Provided data:
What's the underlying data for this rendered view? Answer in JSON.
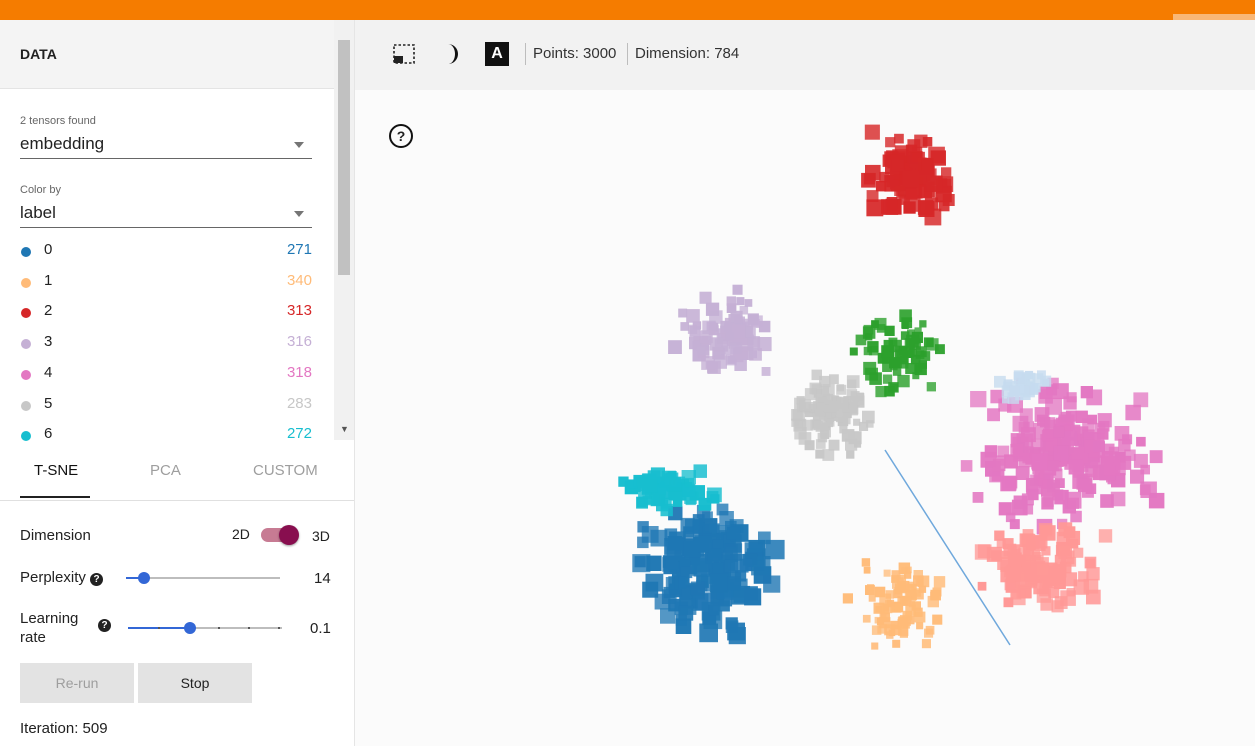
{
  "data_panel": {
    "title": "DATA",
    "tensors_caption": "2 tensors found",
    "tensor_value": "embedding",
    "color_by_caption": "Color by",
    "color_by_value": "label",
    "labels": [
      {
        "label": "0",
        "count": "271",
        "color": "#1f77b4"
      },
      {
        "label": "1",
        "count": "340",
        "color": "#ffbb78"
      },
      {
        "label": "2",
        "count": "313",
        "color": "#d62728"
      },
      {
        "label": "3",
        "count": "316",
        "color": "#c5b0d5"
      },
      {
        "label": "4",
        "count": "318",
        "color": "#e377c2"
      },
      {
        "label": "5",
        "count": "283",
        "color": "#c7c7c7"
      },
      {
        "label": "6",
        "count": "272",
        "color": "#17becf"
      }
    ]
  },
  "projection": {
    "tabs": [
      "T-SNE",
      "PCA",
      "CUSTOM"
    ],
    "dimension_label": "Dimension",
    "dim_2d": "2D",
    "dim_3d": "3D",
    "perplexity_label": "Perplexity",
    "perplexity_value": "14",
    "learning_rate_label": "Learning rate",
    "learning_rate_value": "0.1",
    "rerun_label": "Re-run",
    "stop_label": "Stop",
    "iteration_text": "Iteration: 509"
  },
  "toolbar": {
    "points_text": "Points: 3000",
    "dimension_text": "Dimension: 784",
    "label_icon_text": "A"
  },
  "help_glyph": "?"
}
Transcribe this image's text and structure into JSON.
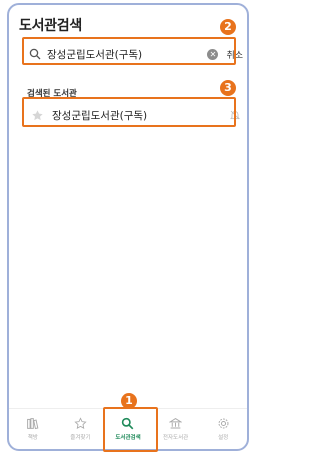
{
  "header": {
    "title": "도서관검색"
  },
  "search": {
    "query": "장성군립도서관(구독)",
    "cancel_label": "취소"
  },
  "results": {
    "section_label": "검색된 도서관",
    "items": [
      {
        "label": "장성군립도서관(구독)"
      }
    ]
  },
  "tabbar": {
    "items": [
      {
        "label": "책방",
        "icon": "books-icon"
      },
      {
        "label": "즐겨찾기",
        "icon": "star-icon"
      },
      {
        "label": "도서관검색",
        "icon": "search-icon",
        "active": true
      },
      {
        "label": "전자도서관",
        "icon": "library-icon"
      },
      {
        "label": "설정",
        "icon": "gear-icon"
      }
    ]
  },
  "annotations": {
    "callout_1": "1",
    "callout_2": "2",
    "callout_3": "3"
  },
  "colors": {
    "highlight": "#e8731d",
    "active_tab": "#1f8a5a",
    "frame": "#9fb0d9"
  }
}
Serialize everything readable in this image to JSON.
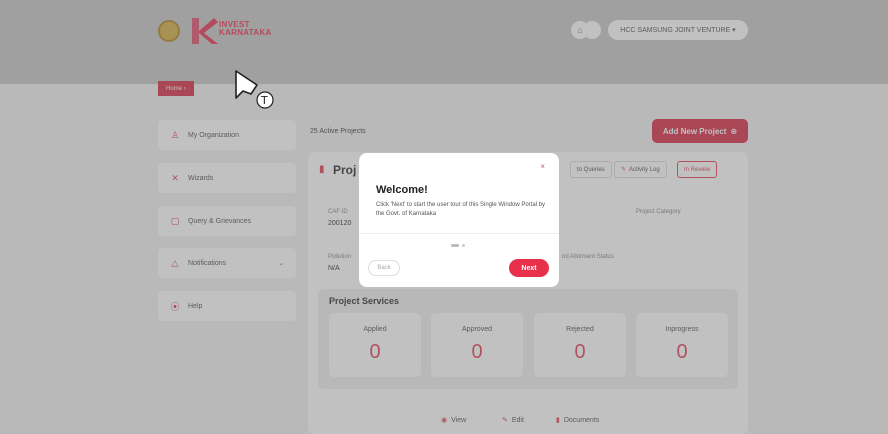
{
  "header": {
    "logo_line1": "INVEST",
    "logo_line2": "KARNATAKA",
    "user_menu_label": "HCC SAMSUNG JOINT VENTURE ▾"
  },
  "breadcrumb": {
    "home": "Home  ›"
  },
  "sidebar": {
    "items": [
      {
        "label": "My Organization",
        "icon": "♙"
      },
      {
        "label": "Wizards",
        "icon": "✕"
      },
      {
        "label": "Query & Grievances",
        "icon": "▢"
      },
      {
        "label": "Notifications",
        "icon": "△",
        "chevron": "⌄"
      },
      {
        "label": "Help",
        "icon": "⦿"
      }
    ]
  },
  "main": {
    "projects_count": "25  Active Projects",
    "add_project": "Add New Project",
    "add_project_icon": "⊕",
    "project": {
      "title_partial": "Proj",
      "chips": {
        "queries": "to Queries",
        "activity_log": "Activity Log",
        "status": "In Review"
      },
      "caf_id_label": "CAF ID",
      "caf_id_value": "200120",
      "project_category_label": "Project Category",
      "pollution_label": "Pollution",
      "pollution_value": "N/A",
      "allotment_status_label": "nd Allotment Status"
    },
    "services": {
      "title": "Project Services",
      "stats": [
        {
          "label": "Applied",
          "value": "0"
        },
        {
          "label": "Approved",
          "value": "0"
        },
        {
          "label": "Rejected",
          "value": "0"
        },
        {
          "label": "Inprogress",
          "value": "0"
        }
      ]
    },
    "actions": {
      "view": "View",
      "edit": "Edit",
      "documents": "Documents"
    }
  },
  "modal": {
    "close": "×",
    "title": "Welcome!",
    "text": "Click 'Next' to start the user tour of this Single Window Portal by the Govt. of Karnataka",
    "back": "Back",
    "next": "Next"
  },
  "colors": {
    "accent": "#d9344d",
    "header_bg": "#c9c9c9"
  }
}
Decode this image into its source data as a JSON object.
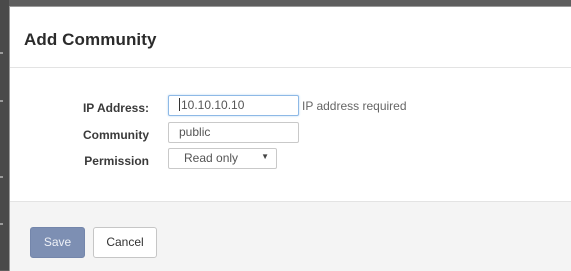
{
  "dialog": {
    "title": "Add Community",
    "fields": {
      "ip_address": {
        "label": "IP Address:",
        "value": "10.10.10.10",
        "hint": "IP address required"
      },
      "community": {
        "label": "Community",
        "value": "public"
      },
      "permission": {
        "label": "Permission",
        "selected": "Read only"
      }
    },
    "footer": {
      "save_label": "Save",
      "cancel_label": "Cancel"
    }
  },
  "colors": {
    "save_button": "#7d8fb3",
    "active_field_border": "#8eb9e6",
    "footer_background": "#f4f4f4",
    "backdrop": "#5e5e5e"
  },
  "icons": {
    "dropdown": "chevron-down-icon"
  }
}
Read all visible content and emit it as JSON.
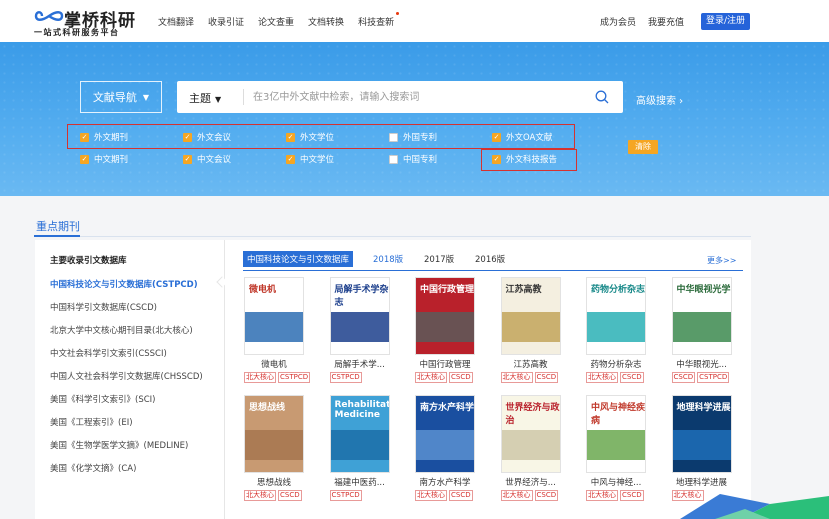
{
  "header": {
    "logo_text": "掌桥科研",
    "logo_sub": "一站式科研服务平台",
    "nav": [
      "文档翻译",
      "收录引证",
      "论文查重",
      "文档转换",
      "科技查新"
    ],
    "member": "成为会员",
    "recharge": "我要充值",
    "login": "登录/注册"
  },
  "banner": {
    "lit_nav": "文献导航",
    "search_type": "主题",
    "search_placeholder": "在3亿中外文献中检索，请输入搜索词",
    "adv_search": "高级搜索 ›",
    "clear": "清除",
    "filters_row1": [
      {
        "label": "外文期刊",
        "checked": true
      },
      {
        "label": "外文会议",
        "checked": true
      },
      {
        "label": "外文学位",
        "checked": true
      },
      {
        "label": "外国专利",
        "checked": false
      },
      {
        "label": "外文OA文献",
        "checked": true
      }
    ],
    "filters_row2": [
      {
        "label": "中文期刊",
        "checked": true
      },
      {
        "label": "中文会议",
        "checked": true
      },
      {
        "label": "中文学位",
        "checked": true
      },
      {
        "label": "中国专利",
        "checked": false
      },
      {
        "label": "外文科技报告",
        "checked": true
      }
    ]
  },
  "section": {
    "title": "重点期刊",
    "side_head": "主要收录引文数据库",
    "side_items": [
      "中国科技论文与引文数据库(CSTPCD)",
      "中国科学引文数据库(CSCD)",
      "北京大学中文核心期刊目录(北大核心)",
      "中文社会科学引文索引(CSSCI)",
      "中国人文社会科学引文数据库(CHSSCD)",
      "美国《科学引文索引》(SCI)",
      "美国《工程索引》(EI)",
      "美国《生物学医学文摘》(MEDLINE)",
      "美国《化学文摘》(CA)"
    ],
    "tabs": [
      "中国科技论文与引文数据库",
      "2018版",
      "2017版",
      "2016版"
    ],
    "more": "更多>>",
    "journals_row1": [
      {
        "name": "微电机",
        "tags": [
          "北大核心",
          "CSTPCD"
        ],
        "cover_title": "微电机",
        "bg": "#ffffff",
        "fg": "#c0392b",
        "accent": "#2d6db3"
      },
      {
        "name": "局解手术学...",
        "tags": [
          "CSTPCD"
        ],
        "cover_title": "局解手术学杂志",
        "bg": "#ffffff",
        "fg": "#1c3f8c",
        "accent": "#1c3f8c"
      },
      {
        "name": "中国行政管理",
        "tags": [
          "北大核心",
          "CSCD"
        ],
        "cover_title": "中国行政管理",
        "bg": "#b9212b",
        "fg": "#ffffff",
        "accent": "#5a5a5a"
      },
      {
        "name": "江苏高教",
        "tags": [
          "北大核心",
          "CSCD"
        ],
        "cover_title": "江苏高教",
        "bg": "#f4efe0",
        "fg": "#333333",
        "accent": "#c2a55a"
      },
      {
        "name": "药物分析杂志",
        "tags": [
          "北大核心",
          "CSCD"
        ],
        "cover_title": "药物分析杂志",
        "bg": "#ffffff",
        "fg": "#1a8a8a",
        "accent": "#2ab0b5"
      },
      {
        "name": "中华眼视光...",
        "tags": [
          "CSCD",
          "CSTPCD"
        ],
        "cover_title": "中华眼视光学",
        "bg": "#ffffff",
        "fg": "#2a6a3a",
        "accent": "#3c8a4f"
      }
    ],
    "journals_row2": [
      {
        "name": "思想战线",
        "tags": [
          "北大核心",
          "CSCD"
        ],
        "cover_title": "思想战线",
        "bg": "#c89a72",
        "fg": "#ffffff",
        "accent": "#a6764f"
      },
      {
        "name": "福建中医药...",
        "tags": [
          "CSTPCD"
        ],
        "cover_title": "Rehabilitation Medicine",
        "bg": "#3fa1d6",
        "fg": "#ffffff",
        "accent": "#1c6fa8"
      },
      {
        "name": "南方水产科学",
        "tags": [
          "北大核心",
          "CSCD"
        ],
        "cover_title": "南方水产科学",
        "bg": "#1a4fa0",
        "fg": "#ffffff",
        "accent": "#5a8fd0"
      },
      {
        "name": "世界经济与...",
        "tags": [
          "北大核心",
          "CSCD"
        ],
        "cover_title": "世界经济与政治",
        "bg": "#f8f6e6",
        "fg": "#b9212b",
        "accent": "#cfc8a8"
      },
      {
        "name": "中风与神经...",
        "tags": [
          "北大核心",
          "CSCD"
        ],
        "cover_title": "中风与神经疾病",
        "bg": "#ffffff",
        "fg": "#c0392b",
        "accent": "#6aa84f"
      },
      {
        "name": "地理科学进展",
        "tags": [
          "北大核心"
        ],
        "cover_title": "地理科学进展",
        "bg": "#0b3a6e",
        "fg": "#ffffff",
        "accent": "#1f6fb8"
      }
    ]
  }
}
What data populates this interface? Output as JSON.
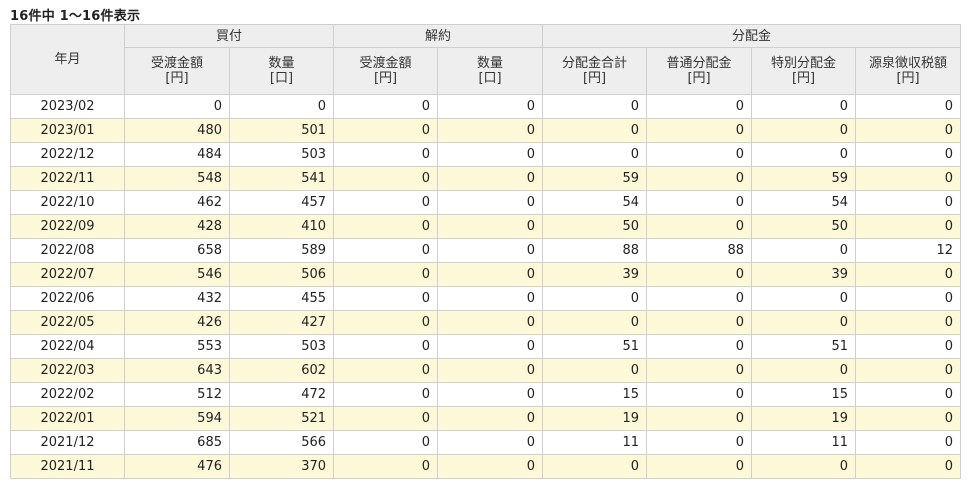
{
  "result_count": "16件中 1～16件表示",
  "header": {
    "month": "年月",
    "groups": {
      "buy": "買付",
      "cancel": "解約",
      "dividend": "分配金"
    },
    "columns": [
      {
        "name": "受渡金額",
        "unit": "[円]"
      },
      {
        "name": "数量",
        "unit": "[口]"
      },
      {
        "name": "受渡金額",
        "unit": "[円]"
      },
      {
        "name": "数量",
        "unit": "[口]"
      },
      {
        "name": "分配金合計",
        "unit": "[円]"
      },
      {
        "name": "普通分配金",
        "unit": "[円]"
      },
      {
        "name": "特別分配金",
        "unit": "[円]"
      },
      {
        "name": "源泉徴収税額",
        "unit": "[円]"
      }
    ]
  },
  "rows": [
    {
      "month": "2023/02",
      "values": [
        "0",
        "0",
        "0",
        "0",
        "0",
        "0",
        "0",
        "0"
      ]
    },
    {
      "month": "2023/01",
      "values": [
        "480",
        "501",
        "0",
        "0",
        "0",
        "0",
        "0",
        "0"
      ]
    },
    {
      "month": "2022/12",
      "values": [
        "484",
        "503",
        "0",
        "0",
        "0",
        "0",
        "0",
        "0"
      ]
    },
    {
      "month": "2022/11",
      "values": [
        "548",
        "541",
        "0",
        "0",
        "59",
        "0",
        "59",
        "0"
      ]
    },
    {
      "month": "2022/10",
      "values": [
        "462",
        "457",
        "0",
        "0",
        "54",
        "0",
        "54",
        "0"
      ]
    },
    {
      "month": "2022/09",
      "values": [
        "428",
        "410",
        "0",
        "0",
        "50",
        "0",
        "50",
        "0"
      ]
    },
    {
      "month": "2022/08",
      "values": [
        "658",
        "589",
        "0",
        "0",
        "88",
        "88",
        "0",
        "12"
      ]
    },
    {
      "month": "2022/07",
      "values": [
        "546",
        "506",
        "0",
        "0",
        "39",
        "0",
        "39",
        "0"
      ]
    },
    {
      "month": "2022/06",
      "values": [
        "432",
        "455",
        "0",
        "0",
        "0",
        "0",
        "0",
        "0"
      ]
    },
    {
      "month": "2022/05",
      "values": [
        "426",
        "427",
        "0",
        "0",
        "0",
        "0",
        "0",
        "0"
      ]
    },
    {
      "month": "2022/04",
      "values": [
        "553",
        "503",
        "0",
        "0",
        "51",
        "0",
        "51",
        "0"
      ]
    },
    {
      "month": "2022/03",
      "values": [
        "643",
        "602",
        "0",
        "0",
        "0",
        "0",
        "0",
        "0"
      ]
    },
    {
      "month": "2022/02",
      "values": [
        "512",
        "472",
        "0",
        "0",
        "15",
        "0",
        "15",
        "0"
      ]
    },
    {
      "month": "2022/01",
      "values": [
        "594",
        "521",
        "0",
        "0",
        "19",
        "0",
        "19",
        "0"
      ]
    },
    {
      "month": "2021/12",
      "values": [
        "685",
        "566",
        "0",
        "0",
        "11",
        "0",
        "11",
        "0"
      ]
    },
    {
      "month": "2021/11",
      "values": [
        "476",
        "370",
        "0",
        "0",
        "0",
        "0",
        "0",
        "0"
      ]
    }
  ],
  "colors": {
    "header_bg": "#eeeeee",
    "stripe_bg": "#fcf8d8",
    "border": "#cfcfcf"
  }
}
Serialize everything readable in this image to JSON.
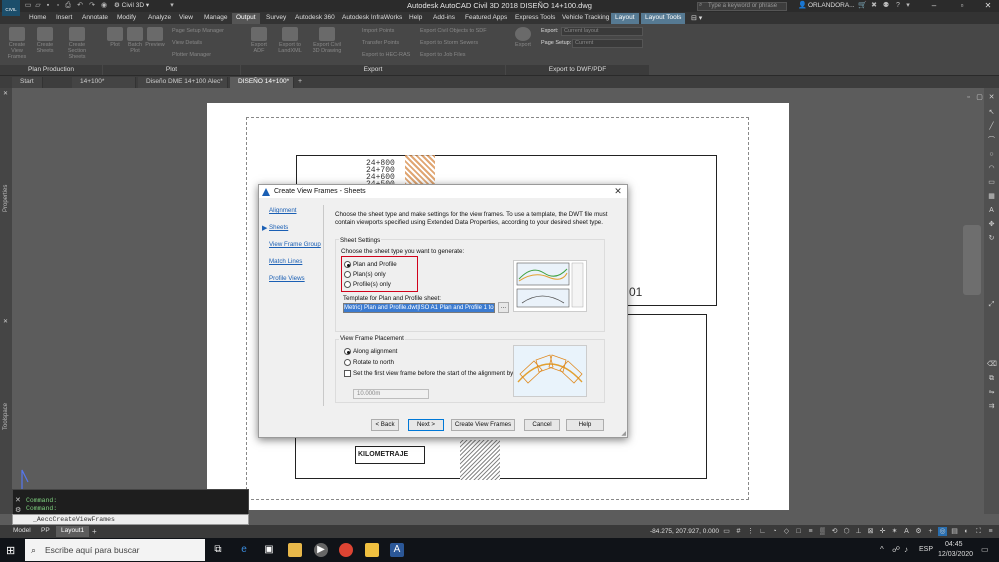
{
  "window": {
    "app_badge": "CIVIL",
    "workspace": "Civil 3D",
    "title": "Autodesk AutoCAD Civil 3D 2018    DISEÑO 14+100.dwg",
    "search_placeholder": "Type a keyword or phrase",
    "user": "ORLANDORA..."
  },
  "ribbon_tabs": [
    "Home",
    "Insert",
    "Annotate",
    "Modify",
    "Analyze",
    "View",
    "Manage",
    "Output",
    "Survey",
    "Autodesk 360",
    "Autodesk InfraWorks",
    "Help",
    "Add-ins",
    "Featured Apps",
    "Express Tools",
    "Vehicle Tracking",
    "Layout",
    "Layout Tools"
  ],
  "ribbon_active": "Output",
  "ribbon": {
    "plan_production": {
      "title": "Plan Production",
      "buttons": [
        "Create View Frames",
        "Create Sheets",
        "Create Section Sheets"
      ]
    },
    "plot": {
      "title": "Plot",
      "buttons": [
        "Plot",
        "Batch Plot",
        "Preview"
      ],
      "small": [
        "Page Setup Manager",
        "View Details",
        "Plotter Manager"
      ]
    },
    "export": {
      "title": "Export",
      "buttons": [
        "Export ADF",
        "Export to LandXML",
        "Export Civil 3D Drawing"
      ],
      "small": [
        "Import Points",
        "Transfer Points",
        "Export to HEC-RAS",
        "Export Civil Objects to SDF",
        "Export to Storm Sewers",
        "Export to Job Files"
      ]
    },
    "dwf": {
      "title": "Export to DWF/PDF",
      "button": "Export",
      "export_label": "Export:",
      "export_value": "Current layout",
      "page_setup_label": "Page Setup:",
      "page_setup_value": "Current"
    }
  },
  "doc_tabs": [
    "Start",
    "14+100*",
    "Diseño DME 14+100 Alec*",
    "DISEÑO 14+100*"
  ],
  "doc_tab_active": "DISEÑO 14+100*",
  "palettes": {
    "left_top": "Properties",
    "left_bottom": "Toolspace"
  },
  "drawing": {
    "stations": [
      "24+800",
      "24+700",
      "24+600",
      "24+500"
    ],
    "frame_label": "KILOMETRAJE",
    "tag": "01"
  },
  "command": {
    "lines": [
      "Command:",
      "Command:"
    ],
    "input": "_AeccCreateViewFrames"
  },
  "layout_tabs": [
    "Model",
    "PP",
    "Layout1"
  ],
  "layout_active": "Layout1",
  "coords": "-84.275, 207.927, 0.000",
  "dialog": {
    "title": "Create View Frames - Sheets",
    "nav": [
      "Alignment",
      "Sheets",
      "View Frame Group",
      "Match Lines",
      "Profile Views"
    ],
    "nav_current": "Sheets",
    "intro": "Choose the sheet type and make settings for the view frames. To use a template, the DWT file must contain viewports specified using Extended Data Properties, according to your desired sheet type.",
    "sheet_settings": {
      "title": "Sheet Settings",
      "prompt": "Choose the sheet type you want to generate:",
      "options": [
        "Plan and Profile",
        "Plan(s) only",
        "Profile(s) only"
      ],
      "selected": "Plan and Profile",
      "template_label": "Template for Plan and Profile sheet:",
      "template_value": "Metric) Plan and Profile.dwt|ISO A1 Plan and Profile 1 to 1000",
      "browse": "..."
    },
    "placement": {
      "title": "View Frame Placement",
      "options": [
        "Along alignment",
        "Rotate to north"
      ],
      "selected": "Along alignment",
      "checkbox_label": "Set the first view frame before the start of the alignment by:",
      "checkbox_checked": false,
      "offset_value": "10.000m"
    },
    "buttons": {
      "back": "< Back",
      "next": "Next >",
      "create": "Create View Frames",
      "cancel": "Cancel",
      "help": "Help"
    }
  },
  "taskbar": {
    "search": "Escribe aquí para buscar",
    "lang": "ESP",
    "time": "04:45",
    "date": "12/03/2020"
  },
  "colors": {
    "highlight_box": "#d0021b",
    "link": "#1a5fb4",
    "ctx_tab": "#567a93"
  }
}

What is being asked:
In the entries above, find each line with the word "only" and show it.

Output for this task:
        "selected": "Read only"
        "Plan(s) only",
        "Profile(s) only"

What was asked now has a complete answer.